--- START ---
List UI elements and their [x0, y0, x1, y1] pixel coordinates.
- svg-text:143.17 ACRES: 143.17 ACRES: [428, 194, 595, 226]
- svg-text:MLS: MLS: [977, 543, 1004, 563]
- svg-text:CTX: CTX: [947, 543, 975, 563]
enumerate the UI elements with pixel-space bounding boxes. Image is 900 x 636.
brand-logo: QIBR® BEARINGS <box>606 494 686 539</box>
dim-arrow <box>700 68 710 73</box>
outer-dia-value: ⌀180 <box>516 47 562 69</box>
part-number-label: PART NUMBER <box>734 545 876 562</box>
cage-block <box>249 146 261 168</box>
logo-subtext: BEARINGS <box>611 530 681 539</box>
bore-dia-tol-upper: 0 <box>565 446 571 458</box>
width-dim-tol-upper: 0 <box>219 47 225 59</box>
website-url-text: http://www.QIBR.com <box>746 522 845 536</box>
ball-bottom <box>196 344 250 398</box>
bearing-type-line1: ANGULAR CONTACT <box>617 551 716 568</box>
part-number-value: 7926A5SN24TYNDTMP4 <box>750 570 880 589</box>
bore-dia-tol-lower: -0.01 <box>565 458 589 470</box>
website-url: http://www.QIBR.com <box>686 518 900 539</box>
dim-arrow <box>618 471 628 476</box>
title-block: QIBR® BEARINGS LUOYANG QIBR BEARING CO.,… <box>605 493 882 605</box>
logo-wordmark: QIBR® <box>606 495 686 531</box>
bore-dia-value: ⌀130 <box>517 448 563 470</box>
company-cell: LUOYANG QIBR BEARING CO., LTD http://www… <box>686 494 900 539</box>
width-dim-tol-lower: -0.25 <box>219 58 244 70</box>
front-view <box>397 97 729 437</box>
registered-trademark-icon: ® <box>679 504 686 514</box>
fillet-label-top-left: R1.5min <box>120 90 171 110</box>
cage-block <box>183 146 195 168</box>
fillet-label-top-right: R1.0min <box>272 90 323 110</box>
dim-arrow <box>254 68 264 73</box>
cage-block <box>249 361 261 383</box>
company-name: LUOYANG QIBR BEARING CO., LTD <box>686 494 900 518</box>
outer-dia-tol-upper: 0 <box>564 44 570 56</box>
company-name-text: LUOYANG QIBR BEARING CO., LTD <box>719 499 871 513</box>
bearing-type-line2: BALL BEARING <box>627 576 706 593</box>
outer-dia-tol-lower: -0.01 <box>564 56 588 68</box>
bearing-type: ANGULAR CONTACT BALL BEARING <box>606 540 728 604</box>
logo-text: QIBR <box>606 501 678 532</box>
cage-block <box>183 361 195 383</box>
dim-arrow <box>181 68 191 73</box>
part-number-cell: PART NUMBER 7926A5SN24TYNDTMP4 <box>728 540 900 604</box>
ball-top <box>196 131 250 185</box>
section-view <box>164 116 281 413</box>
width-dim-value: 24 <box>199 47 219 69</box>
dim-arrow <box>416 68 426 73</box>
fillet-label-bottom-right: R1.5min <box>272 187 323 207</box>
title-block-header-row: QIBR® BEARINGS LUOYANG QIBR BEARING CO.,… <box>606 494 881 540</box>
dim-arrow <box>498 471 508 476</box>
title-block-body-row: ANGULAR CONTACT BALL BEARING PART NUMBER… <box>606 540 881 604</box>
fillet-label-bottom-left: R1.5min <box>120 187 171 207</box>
--- END ---
The problem | Copy all the rows above line for line, with no changes.

Answer |
List UI elements and their [x0, y0, x1, y1] pixel coordinates.
- svg-text:143.17 ACRES: 143.17 ACRES: [428, 194, 595, 226]
- svg-text:MLS: MLS: [977, 543, 1004, 563]
- svg-text:CTX: CTX: [947, 543, 975, 563]
enumerate the UI elements with pixel-space bounding boxes. Image is 900 x 636.
brand-logo: QIBR® BEARINGS <box>606 494 686 539</box>
dim-arrow <box>700 68 710 73</box>
outer-dia-value: ⌀180 <box>516 47 562 69</box>
part-number-label: PART NUMBER <box>734 545 876 562</box>
cage-block <box>249 146 261 168</box>
logo-subtext: BEARINGS <box>611 530 681 539</box>
bore-dia-tol-upper: 0 <box>565 446 571 458</box>
width-dim-tol-upper: 0 <box>219 47 225 59</box>
website-url-text: http://www.QIBR.com <box>746 522 845 536</box>
ball-bottom <box>196 344 250 398</box>
bearing-type-line1: ANGULAR CONTACT <box>617 551 716 568</box>
part-number-value: 7926A5SN24TYNDTMP4 <box>750 570 880 589</box>
bore-dia-tol-lower: -0.01 <box>565 458 589 470</box>
website-url: http://www.QIBR.com <box>686 518 900 539</box>
dim-arrow <box>618 471 628 476</box>
title-block: QIBR® BEARINGS LUOYANG QIBR BEARING CO.,… <box>605 493 882 605</box>
logo-wordmark: QIBR® <box>606 495 686 531</box>
bore-dia-value: ⌀130 <box>517 448 563 470</box>
company-cell: LUOYANG QIBR BEARING CO., LTD http://www… <box>686 494 900 539</box>
width-dim-tol-lower: -0.25 <box>219 58 244 70</box>
front-view <box>397 97 729 437</box>
registered-trademark-icon: ® <box>679 504 686 514</box>
fillet-label-top-left: R1.5min <box>120 90 171 110</box>
cage-block <box>183 146 195 168</box>
fillet-label-top-right: R1.0min <box>272 90 323 110</box>
dim-arrow <box>254 68 264 73</box>
cage-block <box>249 361 261 383</box>
company-name: LUOYANG QIBR BEARING CO., LTD <box>686 494 900 518</box>
outer-dia-tol-upper: 0 <box>564 44 570 56</box>
company-name-text: LUOYANG QIBR BEARING CO., LTD <box>719 499 871 513</box>
bearing-type-line2: BALL BEARING <box>627 576 706 593</box>
outer-dia-tol-lower: -0.01 <box>564 56 588 68</box>
bearing-type: ANGULAR CONTACT BALL BEARING <box>606 540 728 604</box>
logo-text: QIBR <box>606 501 678 532</box>
cage-block <box>183 361 195 383</box>
dim-arrow <box>181 68 191 73</box>
part-number-cell: PART NUMBER 7926A5SN24TYNDTMP4 <box>728 540 900 604</box>
ball-top <box>196 131 250 185</box>
section-view <box>164 116 281 413</box>
width-dim-value: 24 <box>199 47 219 69</box>
dim-arrow <box>416 68 426 73</box>
fillet-label-bottom-right: R1.5min <box>272 187 323 207</box>
title-block-header-row: QIBR® BEARINGS LUOYANG QIBR BEARING CO.,… <box>606 494 881 540</box>
dim-arrow <box>498 471 508 476</box>
title-block-body-row: ANGULAR CONTACT BALL BEARING PART NUMBER… <box>606 540 881 604</box>
fillet-label-bottom-left: R1.5min <box>120 187 171 207</box>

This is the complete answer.